* [WRITTEN INSTRUCTION] Type out the complete listing below word for word, without its pictures.
╭─ DATA PROVIDED
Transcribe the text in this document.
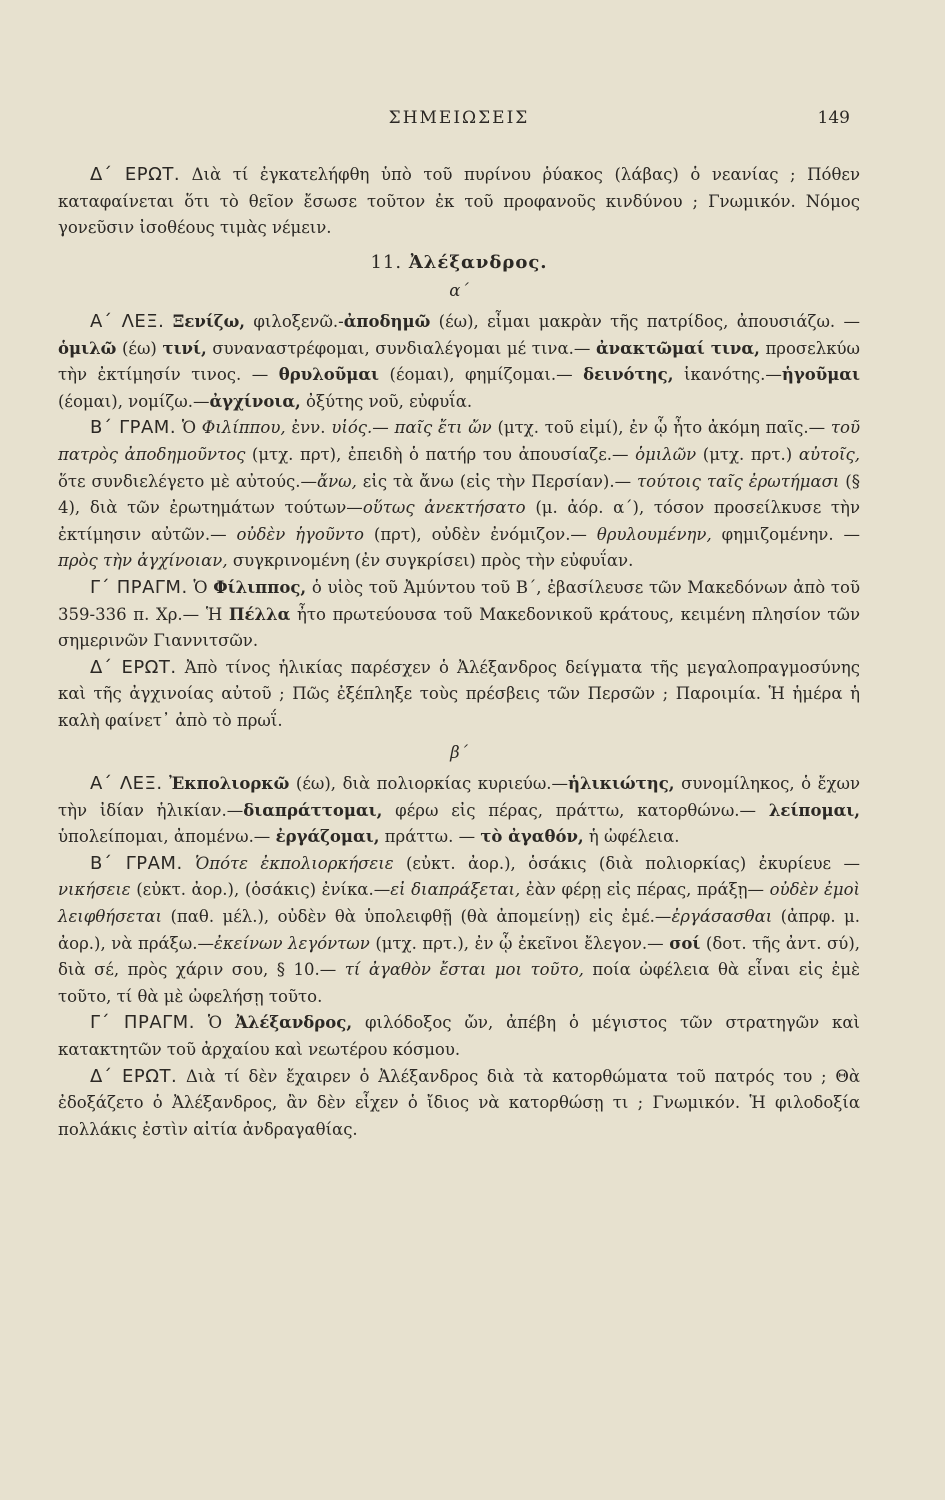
ΣΗΜΕΙΩΣΕΙΣ	149

Δ΄ ΕΡΩΤ. Διὰ τί ἐγκατελήφθη ὑπὸ τοῦ πυρίνου ῥύακος (λάβας) ὁ νεανίας ; Πόθεν καταφαίνεται ὅτι τὸ θεῖον ἔσωσε τοῦτον ἐκ τοῦ προφανοῦς κινδύνου ; Γνωμικόν. Νόμος γονεῦσιν ἰσοθέους τιμὰς νέμειν.

11. Ἀλέξανδρος.

α΄

Α΄ ΛΕΞ. Ξενίζω, φιλοξενῶ.-ἀποδημῶ (έω), εἶμαι μακρὰν τῆς πατρίδος, ἀπουσιάζω. — ὁμιλῶ (έω) τινί, συναναστρέφομαι, συνδιαλέγομαι μέ τινα.— ἀνακτῶμαί τινα, προσελκύω τὴν ἐκτίμησίν τινος. — θρυλοῦμαι (έομαι), φημίζομαι.— δεινότης, ἱκανότης.—ἡγοῦμαι (έομαι), νομίζω.—ἀγχίνοια, ὀξύτης νοῦ, εὐφυΐα.

Β΄ ΓΡΑΜ. Ὁ Φιλίππου, ἐνν. υἱός.— παῖς ἔτι ὤν (μτχ. τοῦ εἰμί), ἐν ᾧ ἦτο ἀκόμη παῖς.— τοῦ πατρὸς ἀποδημοῦντος (μτχ. πρτ), ἐπειδὴ ὁ πατήρ του ἀπουσίαζε.— ὁμιλῶν (μτχ. πρτ.) αὐτοῖς, ὅτε συνδιελέγετο μὲ αὐτούς.—ἄνω, εἰς τὰ ἄνω (εἰς τὴν Περσίαν).— τούτοις ταῖς ἐρωτήμασι (§ 4), διὰ τῶν ἐρωτημάτων τούτων—οὕτως ἀνεκτήσατο (μ. ἀόρ. α΄), τόσον προσείλκυσε τὴν ἐκτίμησιν αὐτῶν.— οὐδὲν ἡγοῦντο (πρτ), οὐδὲν ἐνόμιζον.— θρυλουμένην, φημιζομένην. — πρὸς τὴν ἀγχίνοιαν, συγκρινομένη (ἐν συγκρίσει) πρὸς τὴν εὐφυΐαν.

Γ΄ ΠΡΑΓΜ. Ὁ Φίλιππος, ὁ υἱὸς τοῦ Ἀμύντου τοῦ Β΄, ἐβασίλευσε τῶν Μακεδόνων ἀπὸ τοῦ 359-336 π. Χρ.— Ἡ Πέλλα ἦτο πρωτεύουσα τοῦ Μακεδονικοῦ κράτους, κειμένη πλησίον τῶν σημερινῶν Γιαννιτσῶν.

Δ΄ ΕΡΩΤ. Ἀπὸ τίνος ἡλικίας παρέσχεν ὁ Ἀλέξανδρος δείγματα τῆς μεγαλοπραγμοσύνης καὶ τῆς ἀγχινοίας αὐτοῦ ; Πῶς ἐξέπληξε τοὺς πρέσβεις τῶν Περσῶν ; Παροιμία. Ἡ ἡμέρα ἡ καλὴ φαίνετ᾽ ἀπὸ τὸ πρωΐ.

β΄

Α΄ ΛΕΞ. Ἐκπολιορκῶ (έω), διὰ πολιορκίας κυριεύω.—ἡλικιώτης, συνομίληκος, ὁ ἔχων τὴν ἰδίαν ἡλικίαν.—διαπράττομαι, φέρω εἰς πέρας, πράττω, κατορθώνω.— λείπομαι, ὑπολείπομαι, ἀπομένω.— ἐργάζομαι, πράττω. — τὸ ἀγαθόν, ἡ ὠφέλεια.

Β΄ ΓΡΑΜ. Ὁπότε ἐκπολιορκήσειε (εὐκτ. ἀορ.), ὁσάκις (διὰ πολιορκίας) ἐκυρίευε — νικήσειε (εὐκτ. ἀορ.), (ὁσάκις) ἐνίκα.—εἰ διαπράξεται, ἐὰν φέρῃ εἰς πέρας, πράξῃ— οὐδὲν ἐμοὶ λειφθήσεται (παθ. μέλ.), οὐδὲν θὰ ὑπολειφθῇ (θὰ ἀπομείνῃ) εἰς ἐμέ.—ἐργάσασθαι (ἀπρφ. μ. ἀορ.), νὰ πράξω.—ἐκείνων λεγόντων (μτχ. πρτ.), ἐν ᾧ ἐκεῖνοι ἔλεγον.— σοί (δοτ. τῆς ἀντ. σύ), διὰ σέ, πρὸς χάριν σου, § 10.— τί ἀγαθὸν ἔσται μοι τοῦτο, ποία ὠφέλεια θὰ εἶναι εἰς ἐμὲ τοῦτο, τί θὰ μὲ ὠφελήσῃ τοῦτο.

Γ΄ ΠΡΑΓΜ. Ὁ Ἀλέξανδρος, φιλόδοξος ὤν, ἀπέβη ὁ μέγιστος τῶν στρατηγῶν καὶ κατακτητῶν τοῦ ἀρχαίου καὶ νεωτέρου κόσμου.

Δ΄ ΕΡΩΤ. Διὰ τί δὲν ἔχαιρεν ὁ Ἀλέξανδρος διὰ τὰ κατορθώματα τοῦ πατρός του ; Θὰ ἐδοξάζετο ὁ Ἀλέξανδρος, ἂν δὲν εἶχεν ὁ ἴδιος νὰ κατορθώσῃ τι ; Γνωμικόν. Ἡ φιλοδοξία πολλάκις ἐστὶν αἰτία ἀνδραγαθίας.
╰─
* [ANSWER FOR THE TASK]
Transcribe the text in this document.
ΣΗΜΕΙΩΣΕΙΣ	149

Δ΄ ΕΡΩΤ. Διὰ τί ἐγκατελήφθη ὑπὸ τοῦ πυρίνου ῥύακος (λάβας) ὁ νεανίας ; Πόθεν καταφαίνεται ὅτι τὸ θεῖον ἔσωσε τοῦτον ἐκ τοῦ προφανοῦς κινδύνου ; Γνωμικόν. Νόμος γονεῦσιν ἰσοθέους τιμὰς νέμειν.

11. Ἀλέξανδρος.

α΄

Α΄ ΛΕΞ. Ξενίζω, φιλοξενῶ.-ἀποδημῶ (έω), εἶμαι μακρὰν τῆς πατρίδος, ἀπουσιάζω. — ὁμιλῶ (έω) τινί, συναναστρέφομαι, συνδιαλέγομαι μέ τινα.— ἀνακτῶμαί τινα, προσελκύω τὴν ἐκτίμησίν τινος. — θρυλοῦμαι (έομαι), φημίζομαι.— δεινότης, ἱκανότης.—ἡγοῦμαι (έομαι), νομίζω.—ἀγχίνοια, ὀξύτης νοῦ, εὐφυΐα.

Β΄ ΓΡΑΜ. Ὁ Φιλίππου, ἐνν. υἱός.— παῖς ἔτι ὤν (μτχ. τοῦ εἰμί), ἐν ᾧ ἦτο ἀκόμη παῖς.— τοῦ πατρὸς ἀποδημοῦντος (μτχ. πρτ), ἐπειδὴ ὁ πατήρ του ἀπουσίαζε.— ὁμιλῶν (μτχ. πρτ.) αὐτοῖς, ὅτε συνδιελέγετο μὲ αὐτούς.—ἄνω, εἰς τὰ ἄνω (εἰς τὴν Περσίαν).— τούτοις ταῖς ἐρωτήμασι (§ 4), διὰ τῶν ἐρωτημάτων τούτων—οὕτως ἀνεκτήσατο (μ. ἀόρ. α΄), τόσον προσείλκυσε τὴν ἐκτίμησιν αὐτῶν.— οὐδὲν ἡγοῦντο (πρτ), οὐδὲν ἐνόμιζον.— θρυλουμένην, φημιζομένην. — πρὸς τὴν ἀγχίνοιαν, συγκρινομένη (ἐν συγκρίσει) πρὸς τὴν εὐφυΐαν.

Γ΄ ΠΡΑΓΜ. Ὁ Φίλιππος, ὁ υἱὸς τοῦ Ἀμύντου τοῦ Β΄, ἐβασίλευσε τῶν Μακεδόνων ἀπὸ τοῦ 359-336 π. Χρ.— Ἡ Πέλλα ἦτο πρωτεύουσα τοῦ Μακεδονικοῦ κράτους, κειμένη πλησίον τῶν σημερινῶν Γιαννιτσῶν.

Δ΄ ΕΡΩΤ. Ἀπὸ τίνος ἡλικίας παρέσχεν ὁ Ἀλέξανδρος δείγματα τῆς μεγαλοπραγμοσύνης καὶ τῆς ἀγχινοίας αὐτοῦ ; Πῶς ἐξέπληξε τοὺς πρέσβεις τῶν Περσῶν ; Παροιμία. Ἡ ἡμέρα ἡ καλὴ φαίνετ᾽ ἀπὸ τὸ πρωΐ.

β΄

Α΄ ΛΕΞ. Ἐκπολιορκῶ (έω), διὰ πολιορκίας κυριεύω.—ἡλικιώτης, συνομίληκος, ὁ ἔχων τὴν ἰδίαν ἡλικίαν.—διαπράττομαι, φέρω εἰς πέρας, πράττω, κατορθώνω.— λείπομαι, ὑπολείπομαι, ἀπομένω.— ἐργάζομαι, πράττω. — τὸ ἀγαθόν, ἡ ὠφέλεια.

Β΄ ΓΡΑΜ. Ὁπότε ἐκπολιορκήσειε (εὐκτ. ἀορ.), ὁσάκις (διὰ πολιορκίας) ἐκυρίευε — νικήσειε (εὐκτ. ἀορ.), (ὁσάκις) ἐνίκα.—εἰ διαπράξεται, ἐὰν φέρῃ εἰς πέρας, πράξῃ— οὐδὲν ἐμοὶ λειφθήσεται (παθ. μέλ.), οὐδὲν θὰ ὑπολειφθῇ (θὰ ἀπομείνῃ) εἰς ἐμέ.—ἐργάσασθαι (ἀπρφ. μ. ἀορ.), νὰ πράξω.—ἐκείνων λεγόντων (μτχ. πρτ.), ἐν ᾧ ἐκεῖνοι ἔλεγον.— σοί (δοτ. τῆς ἀντ. σύ), διὰ σέ, πρὸς χάριν σου, § 10.— τί ἀγαθὸν ἔσται μοι τοῦτο, ποία ὠφέλεια θὰ εἶναι εἰς ἐμὲ τοῦτο, τί θὰ μὲ ὠφελήσῃ τοῦτο.

Γ΄ ΠΡΑΓΜ. Ὁ Ἀλέξανδρος, φιλόδοξος ὤν, ἀπέβη ὁ μέγιστος τῶν στρατηγῶν καὶ κατακτητῶν τοῦ ἀρχαίου καὶ νεωτέρου κόσμου.

Δ΄ ΕΡΩΤ. Διὰ τί δὲν ἔχαιρεν ὁ Ἀλέξανδρος διὰ τὰ κατορθώματα τοῦ πατρός του ; Θὰ ἐδοξάζετο ὁ Ἀλέξανδρος, ἂν δὲν εἶχεν ὁ ἴδιος νὰ κατορθώσῃ τι ; Γνωμικόν. Ἡ φιλοδοξία πολλάκις ἐστὶν αἰτία ἀνδραγαθίας.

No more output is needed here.